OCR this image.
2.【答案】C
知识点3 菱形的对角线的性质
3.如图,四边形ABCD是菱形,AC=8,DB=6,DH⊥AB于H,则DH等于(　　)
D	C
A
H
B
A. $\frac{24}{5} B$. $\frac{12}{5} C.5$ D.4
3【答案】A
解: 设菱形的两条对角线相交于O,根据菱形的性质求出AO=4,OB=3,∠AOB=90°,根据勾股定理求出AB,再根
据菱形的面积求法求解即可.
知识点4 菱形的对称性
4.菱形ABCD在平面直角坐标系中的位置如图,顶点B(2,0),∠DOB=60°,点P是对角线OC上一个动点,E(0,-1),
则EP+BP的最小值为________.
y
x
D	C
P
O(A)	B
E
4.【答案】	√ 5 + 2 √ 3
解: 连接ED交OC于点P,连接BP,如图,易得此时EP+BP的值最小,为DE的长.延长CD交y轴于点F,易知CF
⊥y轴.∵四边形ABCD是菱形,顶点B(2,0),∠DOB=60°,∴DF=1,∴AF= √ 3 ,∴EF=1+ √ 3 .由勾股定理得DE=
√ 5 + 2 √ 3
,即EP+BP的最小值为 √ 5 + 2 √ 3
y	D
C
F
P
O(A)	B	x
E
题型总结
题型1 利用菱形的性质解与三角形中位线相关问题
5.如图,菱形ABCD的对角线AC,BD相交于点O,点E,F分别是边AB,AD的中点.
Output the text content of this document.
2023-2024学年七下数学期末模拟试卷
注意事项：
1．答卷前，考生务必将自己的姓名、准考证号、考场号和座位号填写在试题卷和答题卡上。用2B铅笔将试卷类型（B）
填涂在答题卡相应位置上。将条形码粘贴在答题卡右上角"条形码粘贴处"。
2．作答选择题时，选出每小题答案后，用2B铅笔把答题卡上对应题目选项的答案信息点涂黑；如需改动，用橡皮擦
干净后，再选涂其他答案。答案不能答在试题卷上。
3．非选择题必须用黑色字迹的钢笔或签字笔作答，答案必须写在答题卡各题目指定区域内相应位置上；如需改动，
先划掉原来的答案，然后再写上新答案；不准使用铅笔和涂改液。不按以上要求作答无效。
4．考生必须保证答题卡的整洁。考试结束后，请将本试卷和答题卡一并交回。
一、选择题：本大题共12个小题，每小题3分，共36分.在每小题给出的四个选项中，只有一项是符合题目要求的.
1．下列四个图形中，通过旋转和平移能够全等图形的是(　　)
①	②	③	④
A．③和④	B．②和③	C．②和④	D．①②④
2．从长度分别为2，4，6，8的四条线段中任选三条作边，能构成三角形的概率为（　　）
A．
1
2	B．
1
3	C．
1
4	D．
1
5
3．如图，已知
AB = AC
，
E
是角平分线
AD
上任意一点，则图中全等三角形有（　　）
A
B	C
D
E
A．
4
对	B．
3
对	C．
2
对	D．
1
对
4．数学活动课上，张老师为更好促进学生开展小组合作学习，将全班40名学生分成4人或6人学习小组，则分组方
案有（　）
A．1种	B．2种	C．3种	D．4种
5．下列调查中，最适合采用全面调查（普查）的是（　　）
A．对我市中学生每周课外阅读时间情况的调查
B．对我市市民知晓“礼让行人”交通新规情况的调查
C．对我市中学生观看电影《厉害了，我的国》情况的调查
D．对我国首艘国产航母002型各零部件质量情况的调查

### REQUEST
Identify each line containing the string "this" and copy it out.

### OUTPUT OF THE EXERCISE
OCR this image.
Output the text content of this document.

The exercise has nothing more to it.